Selected text »
◆ ◆ ◆ ◆ ◆ ◆ ◆
EX-99 3 exhibit99.htm EXHIBIT 99 EXHIBIT 99

Exhibit 99

AZTAR

News Release  

 

 

AZTAR REPORTS FOURTH-QUARTER 2003 RESULTS

       PHOENIX, Arizona - February 11, 2004 - Aztar Corporation (NYSE: AZR) today reported its fourth-quarter 2003 financial results. Revenue and EBITDA were lower in the quarter primarily as a result of the impact on operations from the collapse of a parking garage under construction at the Tropicana Atlantic City. Consolidated EBITDA was $30.2 million, which does not include potential profit recovery from claims made under the company's business interruption insurance, compared to $40.3 million in the 2002 quarter. Diluted earnings per share in the 2003 fourth quarter were 32 cents which include 19 cents from an IRS settlement; diluted earnings per share in the 2002 fourth quarter were 31 cents which include three cents from an IRS settlement.
◆ ◆ ◆ ◆ ◆ ◆ ◆
Extracted material »

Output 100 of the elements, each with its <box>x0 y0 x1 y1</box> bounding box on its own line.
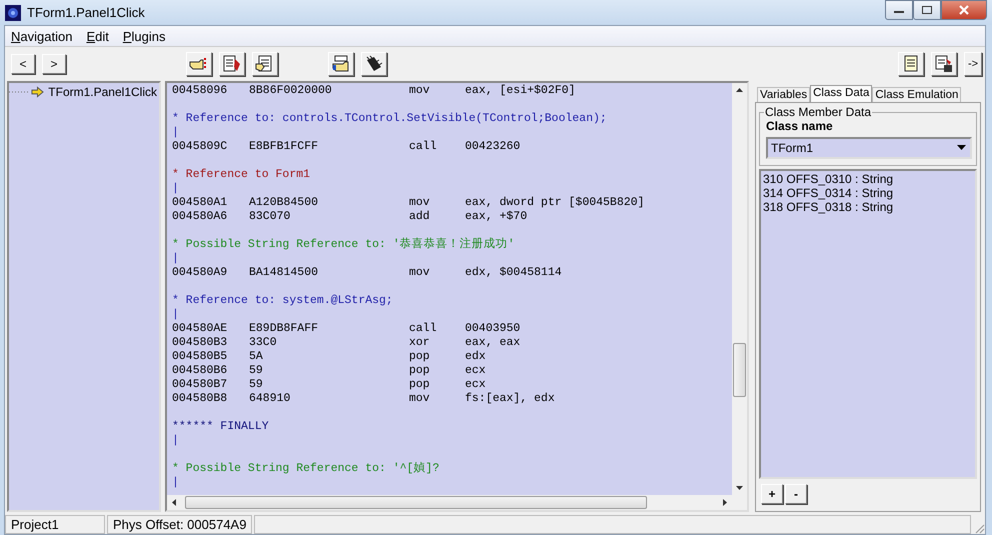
opcode-bytes-text: A120B84500 <box>249 196 320 210</box>
operand-text: ecx <box>465 378 486 392</box>
address-text: 004580B7 <box>172 378 228 392</box>
opcode-bytes-text: 83C070 <box>249 210 292 224</box>
address-text: 004580A9 <box>172 266 228 280</box>
tab[interactable]: Variables <box>757 87 810 102</box>
scroll-thumb[interactable] <box>733 343 746 397</box>
scroll-right-icon[interactable] <box>722 498 728 507</box>
address-text: 004580B3 <box>172 336 228 350</box>
separator-mark: | <box>172 308 179 322</box>
address-text: 004580A6 <box>172 210 228 224</box>
operand-text: edx, $00458114 <box>465 266 562 280</box>
toolbar-button[interactable] <box>186 52 212 76</box>
operand-text: eax, dword ptr [$0045B820] <box>465 196 644 210</box>
scroll-down-icon[interactable] <box>735 485 744 491</box>
tab[interactable]: Class Emulation <box>872 87 962 102</box>
list-button[interactable]: + <box>761 484 783 504</box>
status-panel: Project1 <box>5 515 105 534</box>
mnemonic-text: pop <box>409 364 431 378</box>
app-icon <box>5 4 21 20</box>
separator-mark: | <box>172 252 179 266</box>
address-text: 00458096 <box>172 84 228 98</box>
close-icon <box>958 5 970 15</box>
mnemonic-text: call <box>409 140 438 154</box>
mnemonic-text: pop <box>409 378 431 392</box>
mnemonic-text: add <box>409 210 431 224</box>
address-text: 004580B5 <box>172 350 228 364</box>
tab[interactable]: Class Data <box>810 85 872 102</box>
status-panel: Phys Offset: 000574A9 <box>107 515 252 534</box>
operand-text: 00403950 <box>465 322 520 336</box>
menu-item[interactable]: Navigation <box>11 28 72 44</box>
nav-button[interactable]: > <box>42 54 66 74</box>
mnemonic-text: call <box>409 322 438 336</box>
group-title: Class Member Data <box>764 105 872 119</box>
operand-text: fs:[eax], edx <box>465 392 555 406</box>
member-item[interactable]: 314 OFFS_0314 : String <box>763 186 973 200</box>
separator-mark: | <box>172 476 179 490</box>
scroll-thumb[interactable] <box>185 496 647 509</box>
mnemonic-text: xor <box>409 336 431 350</box>
reference-comment: ****** FINALLY <box>172 420 269 434</box>
opcode-bytes-text: 5A <box>249 350 264 364</box>
mnemonic-text: pop <box>409 350 431 364</box>
toolbar-button[interactable] <box>252 52 278 76</box>
window-title: TForm1.Panel1Click <box>27 5 145 20</box>
tree-item[interactable]: TForm1.Panel1Click <box>46 85 159 99</box>
address-text: 0045809C <box>172 140 228 154</box>
nav-button[interactable]: < <box>11 54 35 74</box>
scroll-up-icon[interactable] <box>735 87 744 93</box>
document-icon <box>222 55 242 73</box>
close-button[interactable] <box>941 0 987 20</box>
address-text: 004580B6 <box>172 364 228 378</box>
operand-text: eax, +$70 <box>465 210 528 224</box>
scroll-left-icon[interactable] <box>171 498 177 507</box>
opcode-bytes-text: 59 <box>249 364 264 378</box>
toolbar-button[interactable] <box>931 52 957 76</box>
separator-mark: | <box>172 126 179 140</box>
list-button[interactable]: - <box>785 484 807 504</box>
opcode-bytes-text: E89DB8FAFF <box>249 322 320 336</box>
address-text: 004580A1 <box>172 196 228 210</box>
resize-grip-icon[interactable] <box>973 522 985 534</box>
toolbar-button[interactable] <box>898 52 924 76</box>
reference-comment: * Possible String Reference to: '^[媜]? <box>172 462 440 476</box>
minimize-button[interactable] <box>885 0 913 20</box>
toolbar-button[interactable] <box>328 52 354 76</box>
address-text: 004580B8 <box>172 392 228 406</box>
toolbar-button[interactable] <box>361 52 387 76</box>
mnemonic-text: mov <box>409 84 431 98</box>
dropdown-arrow-icon <box>957 145 966 151</box>
mnemonic-text: mov <box>409 196 431 210</box>
toolbar-button[interactable] <box>219 52 245 76</box>
address-text: 004580AE <box>172 322 228 336</box>
save-document-icon <box>934 55 954 73</box>
member-item[interactable]: 318 OFFS_0318 : String <box>763 200 973 214</box>
operand-text: edx <box>465 350 486 364</box>
separator-mark: | <box>172 434 179 448</box>
operand-text: 00423260 <box>465 140 520 154</box>
class-name-dropdown[interactable]: TForm1 <box>766 137 972 159</box>
more-button[interactable]: -> <box>964 52 982 76</box>
opcode-bytes-text: E8BFB1FCFF <box>249 140 320 154</box>
opcode-bytes-text: 59 <box>249 378 264 392</box>
opcode-bytes-text: 648910 <box>249 392 292 406</box>
maximize-icon <box>921 5 933 15</box>
reference-comment: * Reference to: system.@LStrAsg; <box>172 294 393 308</box>
mnemonic-text: mov <box>409 392 431 406</box>
operand-text: ecx <box>465 364 486 378</box>
member-item[interactable]: 310 OFFS_0310 : String <box>763 172 973 186</box>
menu-item[interactable]: Plugins <box>122 28 166 44</box>
mnemonic-text: mov <box>409 266 431 280</box>
separator-mark: | <box>172 182 179 196</box>
reference-comment: * Reference to: controls.TControl.SetVisible(TControl;Boolean); <box>172 112 607 126</box>
arrow-icon <box>31 86 44 98</box>
operand-text: eax, [esi+$02F0] <box>465 84 576 98</box>
opcode-bytes-text: 8B86F0020000 <box>249 84 333 98</box>
operand-text: eax, eax <box>465 336 520 350</box>
field-label: Class name <box>766 119 834 133</box>
reference-comment: * Reference to Form1 <box>172 168 310 182</box>
reference-comment: * Possible String Reference to: '恭喜恭喜！注册成功' <box>172 238 515 252</box>
opcode-bytes-text: 33C0 <box>249 336 278 350</box>
menu-item[interactable]: Edit <box>86 28 109 44</box>
maximize-button[interactable] <box>913 0 941 20</box>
◆ ◆ ◆ ◆ ◆ ◆ ◆
What the exercise asks » Write out the Aztar fourth-quarter 2003 news release word for word, in full.

Task answer »
EX-99 3 exhibit99.htm EXHIBIT 99 EXHIBIT 99

Exhibit 99

AZTAR

News Release  

 

 

AZTAR REPORTS FOURTH-QUARTER 2003 RESULTS

       PHOENIX, Arizona - February 11, 2004 - Aztar Corporation (NYSE: AZR) today reported its fourth-quarter 2003 financial results. Revenue and EBITDA were lower in the quarter primarily as a result of the impact on operations from the collapse of a parking garage under construction at the Tropicana Atlantic City. Consolidated EBITDA was $30.2 million, which does not include potential profit recovery from claims made under the company's business interruption insurance, compared to $40.3 million in the 2002 quarter. Diluted earnings per share in the 2003 fourth quarter were 32 cents which include 19 cents from an IRS settlement; diluted earnings per share in the 2002 fourth quarter were 31 cents which include three cents from an IRS settlement.